> Problem: Extract the listing below in full, unchanged.

> Dataset records:
------

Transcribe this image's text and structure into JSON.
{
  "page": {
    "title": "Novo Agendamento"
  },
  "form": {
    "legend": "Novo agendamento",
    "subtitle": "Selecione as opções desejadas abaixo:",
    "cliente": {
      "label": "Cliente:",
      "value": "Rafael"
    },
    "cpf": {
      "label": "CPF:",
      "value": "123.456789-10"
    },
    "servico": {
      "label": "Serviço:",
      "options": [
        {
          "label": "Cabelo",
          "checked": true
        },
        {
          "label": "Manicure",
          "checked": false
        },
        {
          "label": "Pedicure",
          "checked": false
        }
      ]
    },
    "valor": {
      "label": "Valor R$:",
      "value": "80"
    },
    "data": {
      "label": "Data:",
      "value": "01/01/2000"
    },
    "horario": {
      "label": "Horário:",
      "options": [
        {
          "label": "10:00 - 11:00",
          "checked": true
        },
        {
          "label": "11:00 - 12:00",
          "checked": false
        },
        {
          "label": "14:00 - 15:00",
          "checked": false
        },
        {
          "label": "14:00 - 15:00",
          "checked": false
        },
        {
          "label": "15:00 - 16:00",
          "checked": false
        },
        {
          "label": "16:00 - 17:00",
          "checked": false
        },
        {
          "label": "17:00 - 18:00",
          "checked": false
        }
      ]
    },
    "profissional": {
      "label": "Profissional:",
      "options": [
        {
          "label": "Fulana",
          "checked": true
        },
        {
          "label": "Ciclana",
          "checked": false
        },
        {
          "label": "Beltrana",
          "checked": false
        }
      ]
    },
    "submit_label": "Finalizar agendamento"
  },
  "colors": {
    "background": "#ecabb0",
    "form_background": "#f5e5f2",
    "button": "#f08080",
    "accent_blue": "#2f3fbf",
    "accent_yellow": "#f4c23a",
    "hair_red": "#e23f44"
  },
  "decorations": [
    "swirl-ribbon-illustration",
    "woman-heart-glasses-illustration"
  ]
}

------

> Result of the task:
Transcribe this image's text and structure into JSON.
{
  "page": {
    "title": "Novo Agendamento"
  },
  "form": {
    "legend": "Novo agendamento",
    "subtitle": "Selecione as opções desejadas abaixo:",
    "cliente": {
      "label": "Cliente:",
      "value": "Rafael"
    },
    "cpf": {
      "label": "CPF:",
      "value": "123.456789-10"
    },
    "servico": {
      "label": "Serviço:",
      "options": [
        {
          "label": "Cabelo",
          "checked": true
        },
        {
          "label": "Manicure",
          "checked": false
        },
        {
          "label": "Pedicure",
          "checked": false
        }
      ]
    },
    "valor": {
      "label": "Valor R$:",
      "value": "80"
    },
    "data": {
      "label": "Data:",
      "value": "01/01/2000"
    },
    "horario": {
      "label": "Horário:",
      "options": [
        {
          "label": "10:00 - 11:00",
          "checked": true
        },
        {
          "label": "11:00 - 12:00",
          "checked": false
        },
        {
          "label": "14:00 - 15:00",
          "checked": false
        },
        {
          "label": "14:00 - 15:00",
          "checked": false
        },
        {
          "label": "15:00 - 16:00",
          "checked": false
        },
        {
          "label": "16:00 - 17:00",
          "checked": false
        },
        {
          "label": "17:00 - 18:00",
          "checked": false
        }
      ]
    },
    "profissional": {
      "label": "Profissional:",
      "options": [
        {
          "label": "Fulana",
          "checked": true
        },
        {
          "label": "Ciclana",
          "checked": false
        },
        {
          "label": "Beltrana",
          "checked": false
        }
      ]
    },
    "submit_label": "Finalizar agendamento"
  },
  "colors": {
    "background": "#ecabb0",
    "form_background": "#f5e5f2",
    "button": "#f08080",
    "accent_blue": "#2f3fbf",
    "accent_yellow": "#f4c23a",
    "hair_red": "#e23f44"
  },
  "decorations": [
    "swirl-ribbon-illustration",
    "woman-heart-glasses-illustration"
  ]
}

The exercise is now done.